### [INSTRUCTION]
Look through the data and write out every line with the word "area" in it.

### [SUPPLIED RECORDS]

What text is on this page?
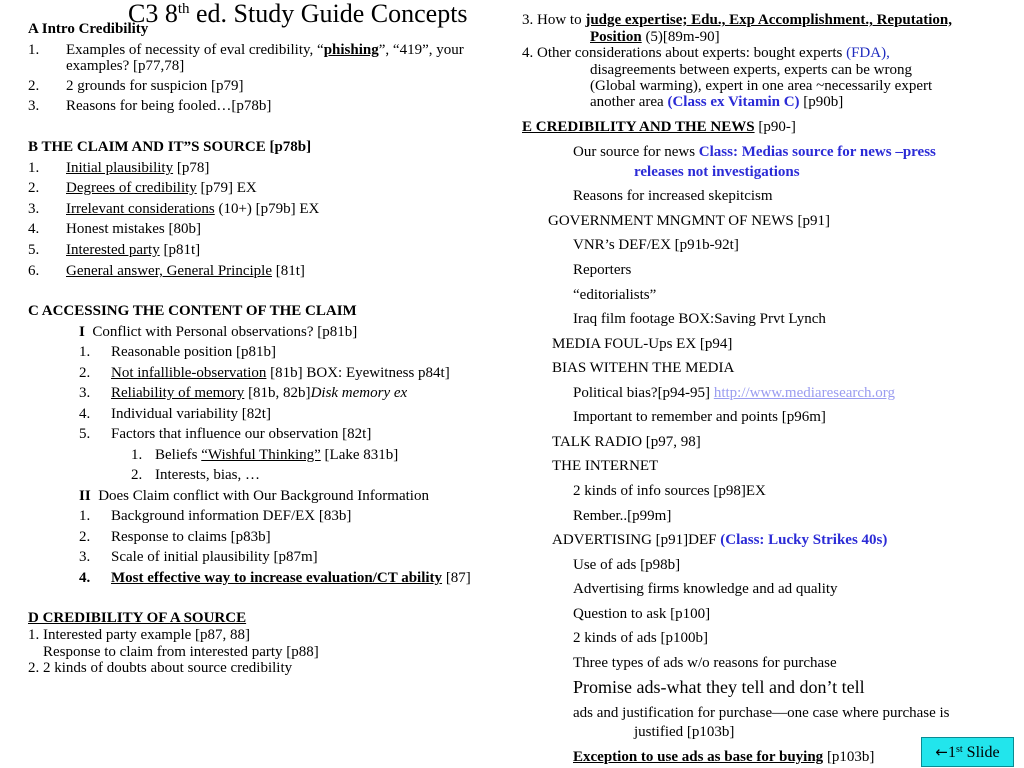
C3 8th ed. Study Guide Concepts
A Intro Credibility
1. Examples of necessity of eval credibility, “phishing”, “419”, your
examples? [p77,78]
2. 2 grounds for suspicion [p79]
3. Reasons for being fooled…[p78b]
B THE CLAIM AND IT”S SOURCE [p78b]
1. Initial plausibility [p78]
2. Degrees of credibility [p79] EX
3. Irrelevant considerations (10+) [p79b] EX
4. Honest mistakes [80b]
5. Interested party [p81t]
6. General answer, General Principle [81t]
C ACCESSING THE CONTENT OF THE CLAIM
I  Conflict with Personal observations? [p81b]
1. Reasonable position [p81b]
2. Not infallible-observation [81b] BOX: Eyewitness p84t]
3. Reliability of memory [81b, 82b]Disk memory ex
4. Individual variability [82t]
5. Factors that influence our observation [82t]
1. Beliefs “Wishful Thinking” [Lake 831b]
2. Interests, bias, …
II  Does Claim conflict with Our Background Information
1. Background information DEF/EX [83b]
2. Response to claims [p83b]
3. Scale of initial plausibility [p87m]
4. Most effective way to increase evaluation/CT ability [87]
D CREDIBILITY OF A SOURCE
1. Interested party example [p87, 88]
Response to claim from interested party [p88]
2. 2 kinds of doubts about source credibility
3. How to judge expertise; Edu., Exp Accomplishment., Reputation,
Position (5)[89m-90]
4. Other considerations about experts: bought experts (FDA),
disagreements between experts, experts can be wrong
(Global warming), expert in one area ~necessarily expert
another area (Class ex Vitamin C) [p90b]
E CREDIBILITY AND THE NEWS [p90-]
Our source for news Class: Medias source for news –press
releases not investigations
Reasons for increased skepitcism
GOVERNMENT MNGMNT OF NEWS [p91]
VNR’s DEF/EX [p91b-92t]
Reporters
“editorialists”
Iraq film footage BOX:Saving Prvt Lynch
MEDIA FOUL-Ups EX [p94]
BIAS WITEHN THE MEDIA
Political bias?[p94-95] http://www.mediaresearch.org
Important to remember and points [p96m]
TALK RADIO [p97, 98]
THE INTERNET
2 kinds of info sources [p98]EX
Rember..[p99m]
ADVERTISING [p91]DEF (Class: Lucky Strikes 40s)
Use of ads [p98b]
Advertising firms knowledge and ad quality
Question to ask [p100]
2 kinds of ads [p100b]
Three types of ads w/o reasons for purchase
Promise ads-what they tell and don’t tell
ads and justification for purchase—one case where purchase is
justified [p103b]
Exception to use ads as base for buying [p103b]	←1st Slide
---
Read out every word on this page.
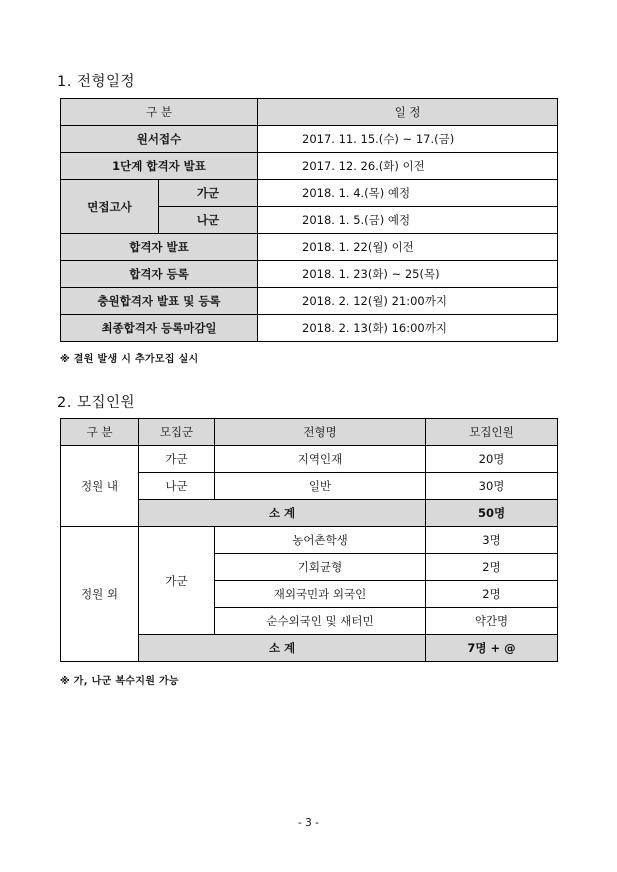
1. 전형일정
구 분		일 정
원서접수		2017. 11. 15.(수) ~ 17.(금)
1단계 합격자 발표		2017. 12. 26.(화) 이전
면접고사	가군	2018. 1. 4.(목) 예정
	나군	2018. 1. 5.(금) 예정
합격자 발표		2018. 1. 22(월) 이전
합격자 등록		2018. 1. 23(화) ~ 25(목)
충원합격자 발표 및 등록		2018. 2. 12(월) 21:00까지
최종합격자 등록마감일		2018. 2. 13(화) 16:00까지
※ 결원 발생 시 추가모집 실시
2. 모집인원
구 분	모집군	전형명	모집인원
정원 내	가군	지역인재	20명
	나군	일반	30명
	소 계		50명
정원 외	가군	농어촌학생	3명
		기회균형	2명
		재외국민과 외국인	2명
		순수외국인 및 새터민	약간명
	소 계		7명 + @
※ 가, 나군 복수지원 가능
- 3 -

### [RESULT]
(Global warming), expert in one area ~necessarily expert
another area (Class ex Vitamin C) [p90b]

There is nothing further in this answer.